> Problem description
Make an exact copy of the entries below with the pictures removed.

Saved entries

****************

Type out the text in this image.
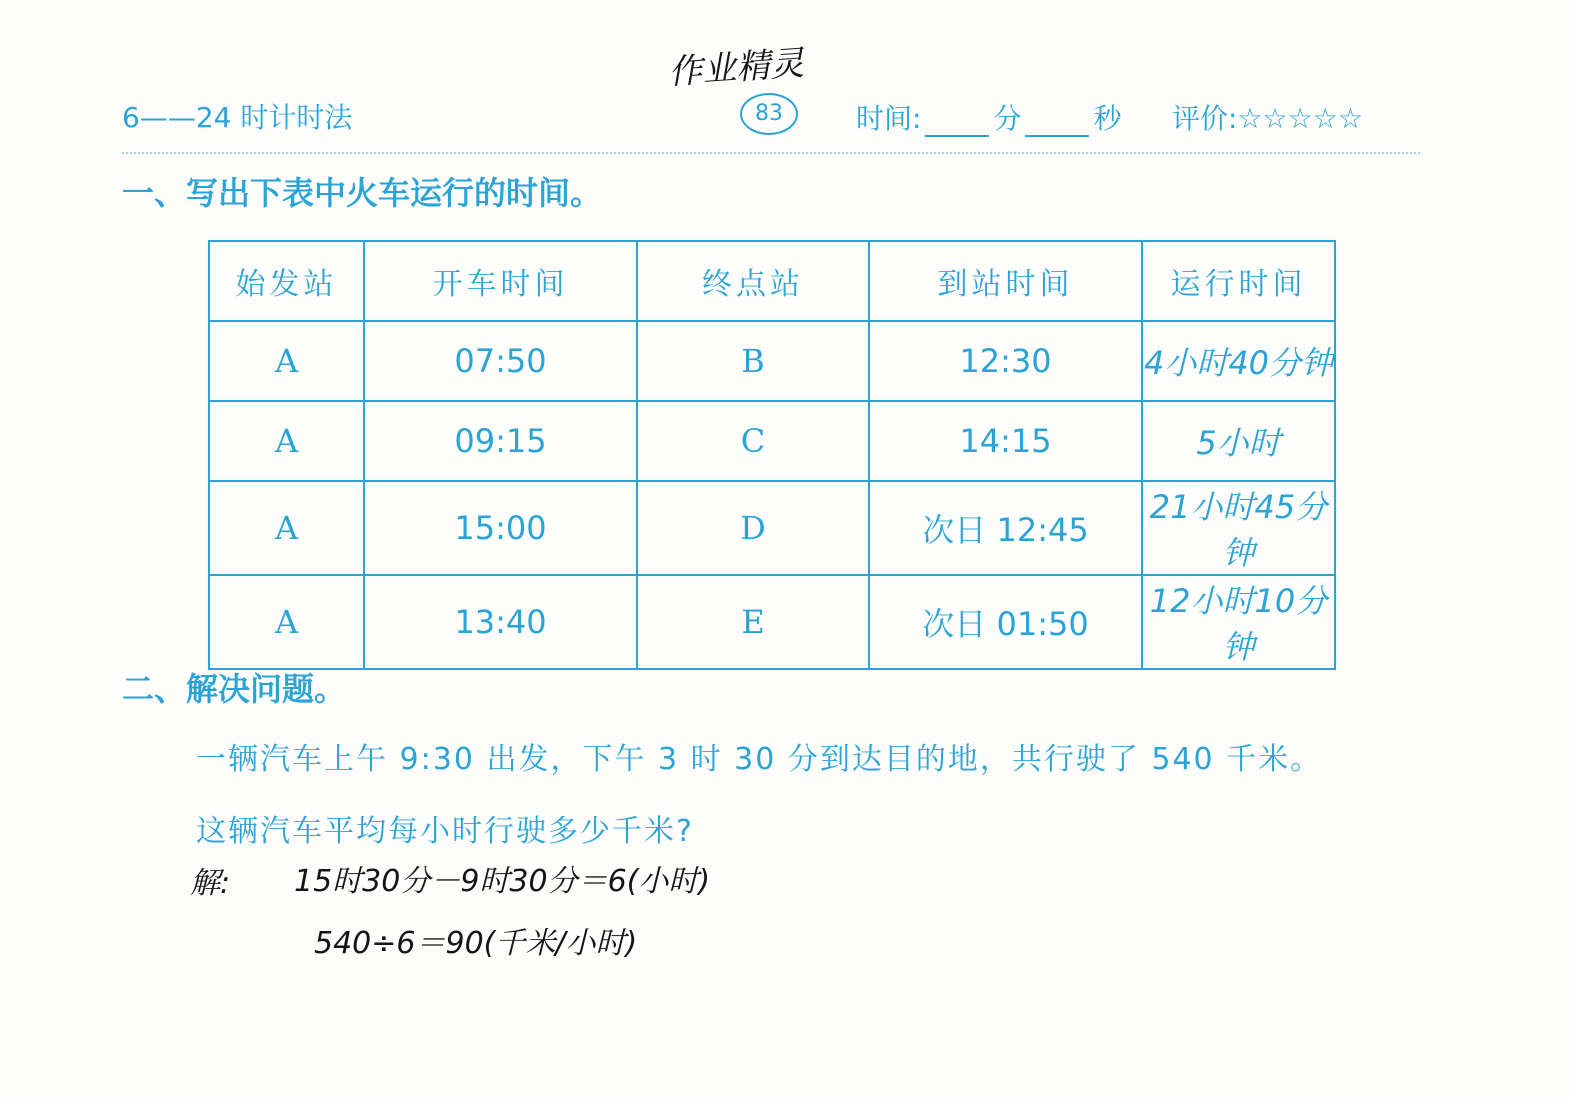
6——24 时计时法
作业精灵
83	时间:	分	秒 评价:☆☆☆☆☆
一、写出下表中火车运行的时间。
始发站	开车时间	终点站	到站时间	运行时间
A	07:50	B	12:30	4小时40分钟
A	09:15	C	14:15	5小时
A	15:00	D	次日 12:45	21小时45分钟
A	13:40	E	次日 01:50	12小时10分钟
二、解决问题。
一辆汽车上午 9:30 出发，下午 3 时 30 分到达目的地，共行驶了 540 千米。
这辆汽车平均每小时行驶多少千米?
解: 15时30分－9时30分＝6(小时)
540÷6＝90(千米/小时)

****************

> Task answer
Type out the text in this image.
6——24 时计时法
作业精灵
83	时间:	分	秒 评价:☆☆☆☆☆
一、写出下表中火车运行的时间。
始发站	开车时间	终点站	到站时间	运行时间
A	07:50	B	12:30	4小时40分钟
A	09:15	C	14:15	5小时
A	15:00	D	次日 12:45	21小时45分钟
A	13:40	E	次日 01:50	12小时10分钟
二、解决问题。
一辆汽车上午 9:30 出发，下午 3 时 30 分到达目的地，共行驶了 540 千米。
这辆汽车平均每小时行驶多少千米?
解: 15时30分－9时30分＝6(小时)
540÷6＝90(千米/小时)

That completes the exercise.